▶ **WHAT THIS TASK INVOLVES**: Show every line in the entries below where the word "xlabel" appears.

▶ **MATERIAL SHOWN**:
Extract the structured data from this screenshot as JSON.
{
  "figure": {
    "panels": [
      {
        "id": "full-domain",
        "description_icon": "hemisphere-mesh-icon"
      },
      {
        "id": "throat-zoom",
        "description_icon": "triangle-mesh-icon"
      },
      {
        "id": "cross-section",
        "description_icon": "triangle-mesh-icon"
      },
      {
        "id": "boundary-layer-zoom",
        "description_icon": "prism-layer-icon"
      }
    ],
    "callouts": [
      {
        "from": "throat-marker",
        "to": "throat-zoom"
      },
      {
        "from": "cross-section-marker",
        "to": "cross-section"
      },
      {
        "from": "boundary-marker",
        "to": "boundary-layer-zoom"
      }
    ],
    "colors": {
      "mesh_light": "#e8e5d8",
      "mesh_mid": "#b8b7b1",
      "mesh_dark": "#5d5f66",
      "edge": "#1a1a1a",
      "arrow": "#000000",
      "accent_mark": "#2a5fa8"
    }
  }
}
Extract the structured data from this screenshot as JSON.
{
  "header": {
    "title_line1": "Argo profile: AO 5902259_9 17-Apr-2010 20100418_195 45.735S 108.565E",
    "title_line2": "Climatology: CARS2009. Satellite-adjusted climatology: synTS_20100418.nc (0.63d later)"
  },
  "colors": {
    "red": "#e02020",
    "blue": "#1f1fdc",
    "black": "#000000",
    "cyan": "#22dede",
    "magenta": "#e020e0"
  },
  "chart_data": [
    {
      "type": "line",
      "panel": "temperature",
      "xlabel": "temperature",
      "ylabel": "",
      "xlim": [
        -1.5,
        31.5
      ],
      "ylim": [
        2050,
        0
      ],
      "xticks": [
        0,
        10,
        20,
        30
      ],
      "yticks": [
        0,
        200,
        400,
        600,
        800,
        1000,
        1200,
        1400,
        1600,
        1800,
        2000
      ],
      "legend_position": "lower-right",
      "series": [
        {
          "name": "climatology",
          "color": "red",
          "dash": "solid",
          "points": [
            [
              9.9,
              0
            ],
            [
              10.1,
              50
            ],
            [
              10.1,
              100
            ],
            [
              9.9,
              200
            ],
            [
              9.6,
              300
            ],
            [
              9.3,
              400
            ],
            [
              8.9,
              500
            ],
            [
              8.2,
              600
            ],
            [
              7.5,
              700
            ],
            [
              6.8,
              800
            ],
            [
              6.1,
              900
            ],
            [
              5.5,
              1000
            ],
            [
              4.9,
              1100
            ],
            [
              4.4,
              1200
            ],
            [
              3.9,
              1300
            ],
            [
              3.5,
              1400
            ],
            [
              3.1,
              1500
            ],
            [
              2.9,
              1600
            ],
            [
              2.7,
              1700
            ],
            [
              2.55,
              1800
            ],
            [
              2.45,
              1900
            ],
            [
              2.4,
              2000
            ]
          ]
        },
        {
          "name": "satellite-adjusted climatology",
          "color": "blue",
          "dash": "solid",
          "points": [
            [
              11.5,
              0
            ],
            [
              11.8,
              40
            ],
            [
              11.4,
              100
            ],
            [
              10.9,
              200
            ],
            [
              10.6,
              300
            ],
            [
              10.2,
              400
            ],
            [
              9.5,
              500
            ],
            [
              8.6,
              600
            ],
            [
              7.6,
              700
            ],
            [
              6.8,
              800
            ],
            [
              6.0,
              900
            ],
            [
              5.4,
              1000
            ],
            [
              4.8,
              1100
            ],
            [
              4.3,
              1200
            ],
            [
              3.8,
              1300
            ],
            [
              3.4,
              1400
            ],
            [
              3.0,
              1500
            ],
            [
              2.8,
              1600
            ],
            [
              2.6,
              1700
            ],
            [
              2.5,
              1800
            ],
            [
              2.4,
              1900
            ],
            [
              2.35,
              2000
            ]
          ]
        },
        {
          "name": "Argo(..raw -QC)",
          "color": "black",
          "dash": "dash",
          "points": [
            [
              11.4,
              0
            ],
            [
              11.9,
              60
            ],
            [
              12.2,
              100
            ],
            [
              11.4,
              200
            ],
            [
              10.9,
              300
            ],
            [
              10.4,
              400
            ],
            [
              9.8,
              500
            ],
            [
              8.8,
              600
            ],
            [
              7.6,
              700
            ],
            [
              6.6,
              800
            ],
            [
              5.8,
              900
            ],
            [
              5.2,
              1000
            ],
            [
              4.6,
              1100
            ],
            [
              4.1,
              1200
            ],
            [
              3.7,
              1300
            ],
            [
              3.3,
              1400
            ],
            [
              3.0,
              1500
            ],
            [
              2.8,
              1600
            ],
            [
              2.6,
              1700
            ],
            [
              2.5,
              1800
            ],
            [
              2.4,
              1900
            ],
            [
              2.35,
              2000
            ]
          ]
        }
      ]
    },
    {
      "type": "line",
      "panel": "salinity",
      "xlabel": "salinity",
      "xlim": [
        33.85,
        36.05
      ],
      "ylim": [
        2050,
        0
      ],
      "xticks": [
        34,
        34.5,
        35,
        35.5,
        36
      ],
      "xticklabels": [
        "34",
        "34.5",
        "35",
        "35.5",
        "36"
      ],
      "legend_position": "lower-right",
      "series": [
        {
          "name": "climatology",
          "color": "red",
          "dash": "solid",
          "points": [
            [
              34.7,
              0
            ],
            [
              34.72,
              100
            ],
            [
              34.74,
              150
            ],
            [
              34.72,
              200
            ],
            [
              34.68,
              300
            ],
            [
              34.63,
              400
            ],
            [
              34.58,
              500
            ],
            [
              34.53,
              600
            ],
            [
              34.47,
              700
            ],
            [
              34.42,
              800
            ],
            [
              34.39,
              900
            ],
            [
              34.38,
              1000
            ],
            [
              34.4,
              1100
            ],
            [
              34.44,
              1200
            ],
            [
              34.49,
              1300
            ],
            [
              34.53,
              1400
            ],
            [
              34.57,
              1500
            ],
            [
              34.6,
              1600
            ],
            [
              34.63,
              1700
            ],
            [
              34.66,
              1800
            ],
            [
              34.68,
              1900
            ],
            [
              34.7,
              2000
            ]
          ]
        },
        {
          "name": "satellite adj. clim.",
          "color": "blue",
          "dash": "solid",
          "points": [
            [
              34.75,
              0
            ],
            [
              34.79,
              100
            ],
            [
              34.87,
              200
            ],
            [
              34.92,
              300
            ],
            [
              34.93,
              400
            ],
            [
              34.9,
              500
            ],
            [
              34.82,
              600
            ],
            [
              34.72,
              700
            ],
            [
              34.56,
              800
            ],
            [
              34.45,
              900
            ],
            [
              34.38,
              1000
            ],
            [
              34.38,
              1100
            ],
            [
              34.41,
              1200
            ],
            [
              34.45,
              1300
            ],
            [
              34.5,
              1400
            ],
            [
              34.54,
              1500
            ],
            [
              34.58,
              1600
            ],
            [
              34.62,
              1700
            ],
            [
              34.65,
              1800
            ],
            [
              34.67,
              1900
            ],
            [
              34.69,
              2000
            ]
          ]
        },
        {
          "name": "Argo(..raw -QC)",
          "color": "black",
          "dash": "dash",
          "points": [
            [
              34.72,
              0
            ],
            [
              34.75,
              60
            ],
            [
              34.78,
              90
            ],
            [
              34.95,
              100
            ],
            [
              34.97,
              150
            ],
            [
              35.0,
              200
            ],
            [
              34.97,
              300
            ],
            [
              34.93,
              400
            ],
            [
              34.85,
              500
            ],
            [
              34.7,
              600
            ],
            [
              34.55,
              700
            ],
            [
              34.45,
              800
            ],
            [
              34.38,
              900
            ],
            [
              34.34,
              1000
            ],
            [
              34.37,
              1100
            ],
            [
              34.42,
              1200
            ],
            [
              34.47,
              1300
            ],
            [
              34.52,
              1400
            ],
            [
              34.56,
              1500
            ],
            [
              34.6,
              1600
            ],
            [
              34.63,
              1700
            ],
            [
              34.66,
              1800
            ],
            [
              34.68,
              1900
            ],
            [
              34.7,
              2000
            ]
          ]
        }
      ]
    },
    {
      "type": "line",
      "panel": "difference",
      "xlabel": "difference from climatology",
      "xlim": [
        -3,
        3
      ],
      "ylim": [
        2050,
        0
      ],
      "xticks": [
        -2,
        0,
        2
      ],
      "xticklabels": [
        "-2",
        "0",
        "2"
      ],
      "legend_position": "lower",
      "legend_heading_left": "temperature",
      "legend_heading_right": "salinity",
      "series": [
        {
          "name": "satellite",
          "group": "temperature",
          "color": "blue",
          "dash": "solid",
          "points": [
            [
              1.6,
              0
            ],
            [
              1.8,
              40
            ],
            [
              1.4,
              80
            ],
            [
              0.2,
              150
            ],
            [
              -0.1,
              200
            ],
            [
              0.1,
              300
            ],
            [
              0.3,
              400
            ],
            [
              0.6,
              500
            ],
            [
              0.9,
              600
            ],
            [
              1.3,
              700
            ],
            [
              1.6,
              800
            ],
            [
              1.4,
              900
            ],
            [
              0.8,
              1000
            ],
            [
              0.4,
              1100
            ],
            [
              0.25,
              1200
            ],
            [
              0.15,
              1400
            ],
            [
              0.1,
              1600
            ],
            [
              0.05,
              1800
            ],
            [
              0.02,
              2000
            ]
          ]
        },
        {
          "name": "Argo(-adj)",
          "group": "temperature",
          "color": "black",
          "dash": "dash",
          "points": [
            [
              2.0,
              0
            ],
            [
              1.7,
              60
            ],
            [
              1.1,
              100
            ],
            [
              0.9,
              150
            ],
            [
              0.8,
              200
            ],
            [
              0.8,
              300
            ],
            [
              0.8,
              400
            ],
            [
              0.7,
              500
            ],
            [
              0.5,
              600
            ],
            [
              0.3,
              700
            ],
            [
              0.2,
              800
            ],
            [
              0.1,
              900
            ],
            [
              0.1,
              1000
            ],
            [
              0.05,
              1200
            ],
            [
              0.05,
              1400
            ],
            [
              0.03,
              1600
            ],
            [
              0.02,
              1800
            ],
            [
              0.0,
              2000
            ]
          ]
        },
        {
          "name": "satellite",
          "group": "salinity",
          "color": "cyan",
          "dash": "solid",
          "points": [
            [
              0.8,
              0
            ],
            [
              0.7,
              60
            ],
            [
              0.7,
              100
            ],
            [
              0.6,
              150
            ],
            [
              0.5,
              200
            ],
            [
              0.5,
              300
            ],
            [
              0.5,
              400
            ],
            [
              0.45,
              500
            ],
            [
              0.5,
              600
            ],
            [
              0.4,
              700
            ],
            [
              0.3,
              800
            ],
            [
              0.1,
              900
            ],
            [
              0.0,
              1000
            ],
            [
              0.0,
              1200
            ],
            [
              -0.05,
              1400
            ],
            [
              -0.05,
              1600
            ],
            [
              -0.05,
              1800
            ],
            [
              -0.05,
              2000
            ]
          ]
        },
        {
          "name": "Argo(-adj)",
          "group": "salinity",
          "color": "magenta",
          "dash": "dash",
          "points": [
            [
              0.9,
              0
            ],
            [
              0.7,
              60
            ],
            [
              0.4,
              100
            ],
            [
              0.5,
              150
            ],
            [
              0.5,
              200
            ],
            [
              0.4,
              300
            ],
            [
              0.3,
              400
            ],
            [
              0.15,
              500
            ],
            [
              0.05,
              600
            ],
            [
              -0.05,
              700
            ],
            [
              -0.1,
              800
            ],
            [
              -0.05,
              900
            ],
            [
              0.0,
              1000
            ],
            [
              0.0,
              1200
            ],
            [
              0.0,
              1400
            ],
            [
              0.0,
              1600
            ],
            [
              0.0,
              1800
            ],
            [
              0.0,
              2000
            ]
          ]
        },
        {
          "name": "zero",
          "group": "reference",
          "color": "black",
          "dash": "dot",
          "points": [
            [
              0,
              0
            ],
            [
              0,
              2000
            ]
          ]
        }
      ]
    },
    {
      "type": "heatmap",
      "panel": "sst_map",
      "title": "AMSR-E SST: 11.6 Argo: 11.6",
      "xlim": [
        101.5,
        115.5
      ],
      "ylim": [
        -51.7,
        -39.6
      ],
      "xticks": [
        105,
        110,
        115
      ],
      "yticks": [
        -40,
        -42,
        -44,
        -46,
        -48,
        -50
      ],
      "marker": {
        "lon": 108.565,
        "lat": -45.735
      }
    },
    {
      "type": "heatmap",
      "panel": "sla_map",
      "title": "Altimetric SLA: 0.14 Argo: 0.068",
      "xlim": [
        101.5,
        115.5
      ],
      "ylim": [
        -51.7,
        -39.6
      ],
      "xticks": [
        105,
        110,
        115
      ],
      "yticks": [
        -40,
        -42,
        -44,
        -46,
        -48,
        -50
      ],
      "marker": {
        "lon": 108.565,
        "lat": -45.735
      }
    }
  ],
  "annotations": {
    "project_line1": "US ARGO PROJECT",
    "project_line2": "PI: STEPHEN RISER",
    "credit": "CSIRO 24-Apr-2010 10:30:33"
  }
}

▶ **REPLY**:
      "xlabel": "temperature",
      "xlabel": "salinity",
      "xlabel": "difference from climatology",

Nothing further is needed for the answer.